### Prompt:
Return every entry exactly.

### Data supplied:
** start **

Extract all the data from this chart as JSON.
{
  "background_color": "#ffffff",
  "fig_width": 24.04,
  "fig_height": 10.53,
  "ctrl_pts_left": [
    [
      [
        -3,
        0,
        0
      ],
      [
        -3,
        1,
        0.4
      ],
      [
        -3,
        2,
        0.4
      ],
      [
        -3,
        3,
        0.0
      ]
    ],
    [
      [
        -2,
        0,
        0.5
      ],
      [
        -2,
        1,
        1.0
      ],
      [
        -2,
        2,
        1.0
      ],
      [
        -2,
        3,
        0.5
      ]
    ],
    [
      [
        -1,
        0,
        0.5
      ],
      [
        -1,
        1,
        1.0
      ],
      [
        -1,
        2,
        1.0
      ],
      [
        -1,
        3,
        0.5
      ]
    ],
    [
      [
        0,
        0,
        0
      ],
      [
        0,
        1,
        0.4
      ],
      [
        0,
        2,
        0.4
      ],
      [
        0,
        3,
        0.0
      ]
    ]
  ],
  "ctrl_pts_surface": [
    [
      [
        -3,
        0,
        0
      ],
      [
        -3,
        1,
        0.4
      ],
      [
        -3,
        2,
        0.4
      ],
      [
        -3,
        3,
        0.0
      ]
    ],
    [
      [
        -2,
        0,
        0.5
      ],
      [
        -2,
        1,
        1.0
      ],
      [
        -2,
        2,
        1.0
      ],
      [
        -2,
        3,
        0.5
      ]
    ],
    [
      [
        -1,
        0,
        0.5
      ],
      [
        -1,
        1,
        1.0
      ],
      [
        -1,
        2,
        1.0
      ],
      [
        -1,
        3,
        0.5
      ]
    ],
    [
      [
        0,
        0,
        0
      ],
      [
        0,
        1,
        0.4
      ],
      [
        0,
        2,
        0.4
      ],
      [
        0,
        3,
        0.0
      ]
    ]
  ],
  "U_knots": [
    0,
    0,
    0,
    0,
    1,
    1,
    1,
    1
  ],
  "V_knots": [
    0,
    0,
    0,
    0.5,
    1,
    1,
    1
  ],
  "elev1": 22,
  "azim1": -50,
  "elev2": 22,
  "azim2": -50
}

** end **

### Result for this task:
Extract all the data from this chart as JSON.
{
  "background_color": "#ffffff",
  "fig_width": 24.04,
  "fig_height": 10.53,
  "ctrl_pts_left": [
    [
      [
        -3,
        0,
        0
      ],
      [
        -3,
        1,
        0.4
      ],
      [
        -3,
        2,
        0.4
      ],
      [
        -3,
        3,
        0.0
      ]
    ],
    [
      [
        -2,
        0,
        0.5
      ],
      [
        -2,
        1,
        1.0
      ],
      [
        -2,
        2,
        1.0
      ],
      [
        -2,
        3,
        0.5
      ]
    ],
    [
      [
        -1,
        0,
        0.5
      ],
      [
        -1,
        1,
        1.0
      ],
      [
        -1,
        2,
        1.0
      ],
      [
        -1,
        3,
        0.5
      ]
    ],
    [
      [
        0,
        0,
        0
      ],
      [
        0,
        1,
        0.4
      ],
      [
        0,
        2,
        0.4
      ],
      [
        0,
        3,
        0.0
      ]
    ]
  ],
  "ctrl_pts_surface": [
    [
      [
        -3,
        0,
        0
      ],
      [
        -3,
        1,
        0.4
      ],
      [
        -3,
        2,
        0.4
      ],
      [
        -3,
        3,
        0.0
      ]
    ],
    [
      [
        -2,
        0,
        0.5
      ],
      [
        -2,
        1,
        1.0
      ],
      [
        -2,
        2,
        1.0
      ],
      [
        -2,
        3,
        0.5
      ]
    ],
    [
      [
        -1,
        0,
        0.5
      ],
      [
        -1,
        1,
        1.0
      ],
      [
        -1,
        2,
        1.0
      ],
      [
        -1,
        3,
        0.5
      ]
    ],
    [
      [
        0,
        0,
        0
      ],
      [
        0,
        1,
        0.4
      ],
      [
        0,
        2,
        0.4
      ],
      [
        0,
        3,
        0.0
      ]
    ]
  ],
  "U_knots": [
    0,
    0,
    0,
    0,
    1,
    1,
    1,
    1
  ],
  "V_knots": [
    0,
    0,
    0,
    0.5,
    1,
    1,
    1
  ],
  "elev1": 22,
  "azim1": -50,
  "elev2": 22,
  "azim2": -50
}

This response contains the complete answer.